STATED TASK: Write out each line in which the string "Tomorrow" is present.

GIVEN DATA:

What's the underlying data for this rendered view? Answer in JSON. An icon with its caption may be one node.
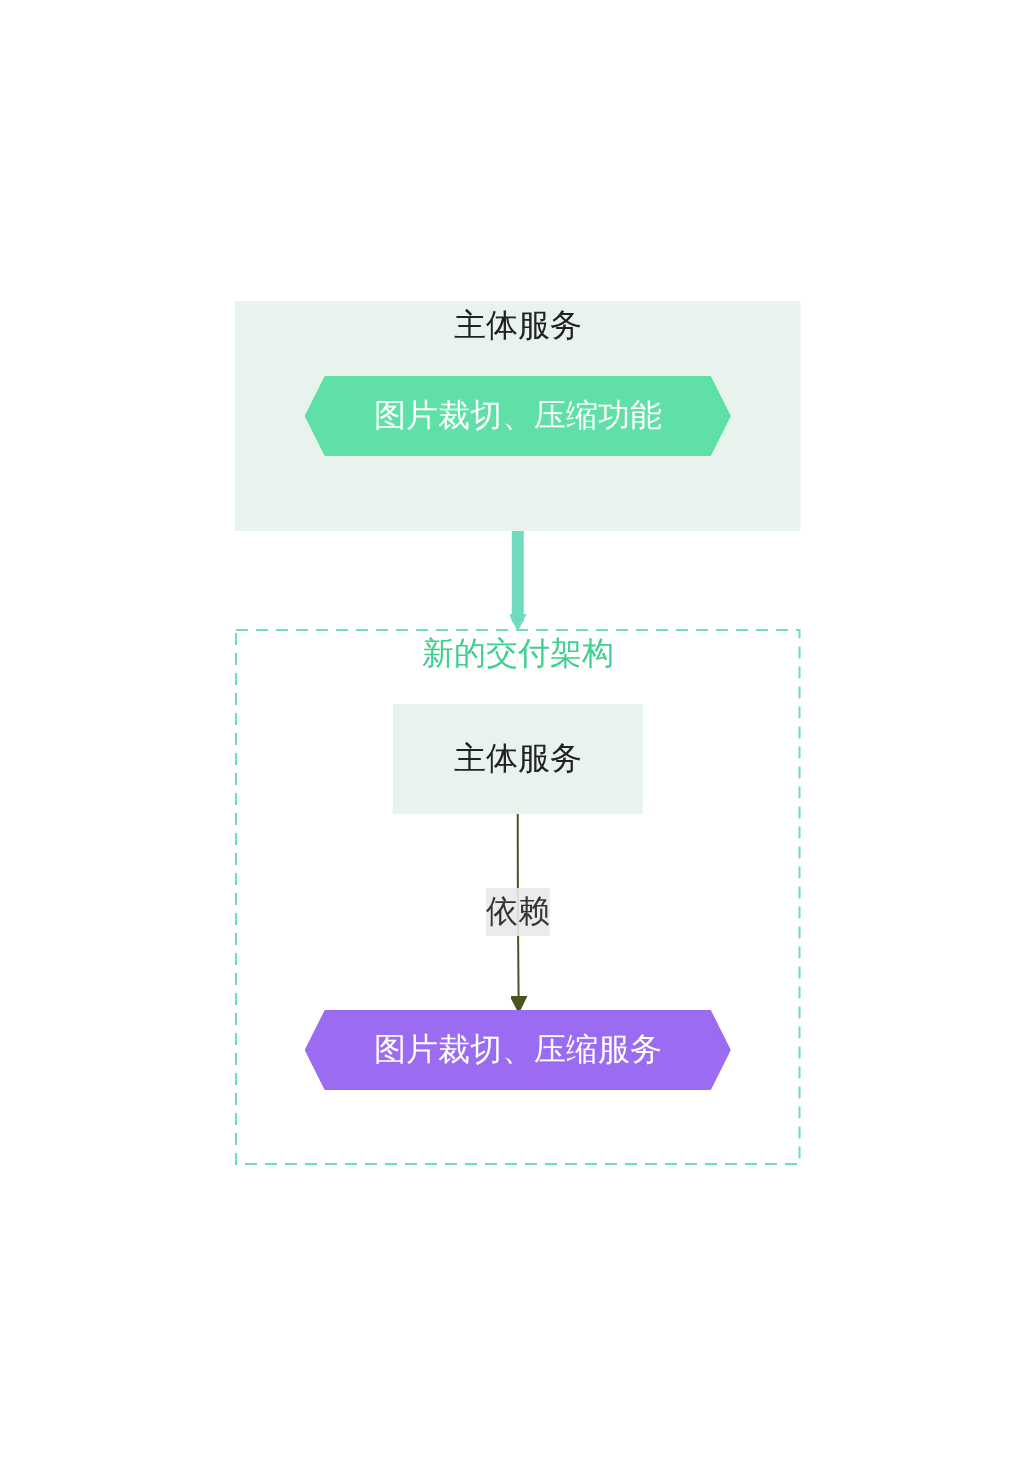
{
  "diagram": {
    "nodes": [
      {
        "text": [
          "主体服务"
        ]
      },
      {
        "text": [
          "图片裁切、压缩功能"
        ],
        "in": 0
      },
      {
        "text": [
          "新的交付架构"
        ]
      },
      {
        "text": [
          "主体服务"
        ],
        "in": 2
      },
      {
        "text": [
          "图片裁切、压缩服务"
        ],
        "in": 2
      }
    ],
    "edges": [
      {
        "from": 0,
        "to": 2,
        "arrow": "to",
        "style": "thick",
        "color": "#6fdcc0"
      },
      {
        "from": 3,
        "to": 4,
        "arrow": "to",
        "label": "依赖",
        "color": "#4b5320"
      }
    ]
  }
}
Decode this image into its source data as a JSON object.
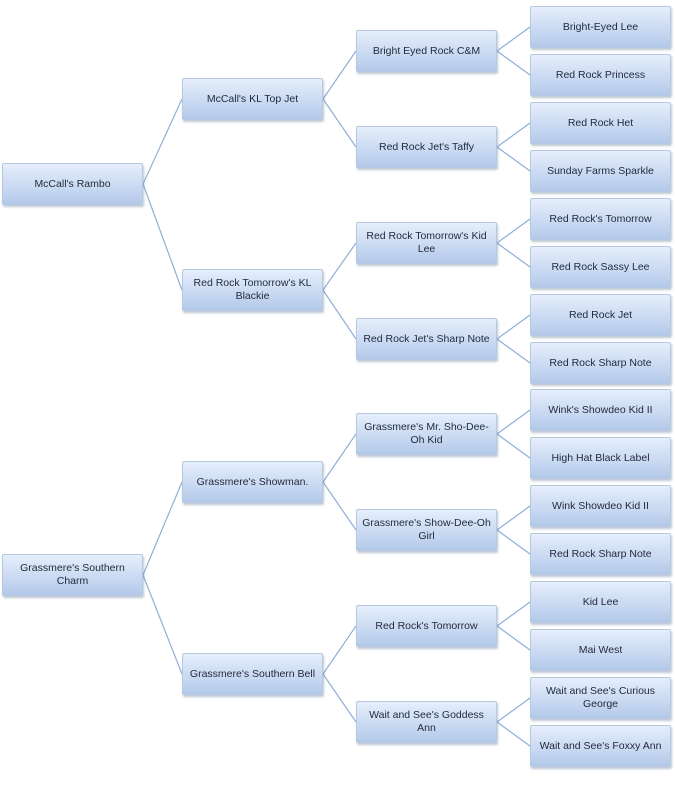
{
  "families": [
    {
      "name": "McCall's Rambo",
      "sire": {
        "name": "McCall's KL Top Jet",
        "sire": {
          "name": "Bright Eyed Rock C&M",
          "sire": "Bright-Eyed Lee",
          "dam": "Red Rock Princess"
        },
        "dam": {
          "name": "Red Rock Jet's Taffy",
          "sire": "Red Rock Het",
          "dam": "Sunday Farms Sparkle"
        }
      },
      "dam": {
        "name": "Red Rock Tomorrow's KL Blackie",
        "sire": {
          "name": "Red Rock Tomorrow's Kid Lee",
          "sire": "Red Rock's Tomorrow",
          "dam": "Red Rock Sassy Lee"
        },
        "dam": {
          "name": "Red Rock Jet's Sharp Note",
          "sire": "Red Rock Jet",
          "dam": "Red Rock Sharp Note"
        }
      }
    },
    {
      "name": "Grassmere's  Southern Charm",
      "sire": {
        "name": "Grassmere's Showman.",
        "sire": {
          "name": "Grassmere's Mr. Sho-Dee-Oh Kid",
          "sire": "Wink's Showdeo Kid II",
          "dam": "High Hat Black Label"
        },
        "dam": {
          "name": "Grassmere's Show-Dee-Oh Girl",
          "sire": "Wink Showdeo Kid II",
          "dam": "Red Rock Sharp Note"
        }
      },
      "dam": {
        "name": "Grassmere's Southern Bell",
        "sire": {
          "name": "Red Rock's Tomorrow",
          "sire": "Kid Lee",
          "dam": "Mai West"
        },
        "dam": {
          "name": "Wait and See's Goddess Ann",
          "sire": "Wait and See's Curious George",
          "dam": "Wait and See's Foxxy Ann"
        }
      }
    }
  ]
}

OUTPUT FOR THIS EXERCISE:
        "name": "Red Rock Tomorrow's KL Blackie",
          "name": "Red Rock Tomorrow's Kid Lee",
          "sire": "Red Rock's Tomorrow",
          "name": "Red Rock's Tomorrow",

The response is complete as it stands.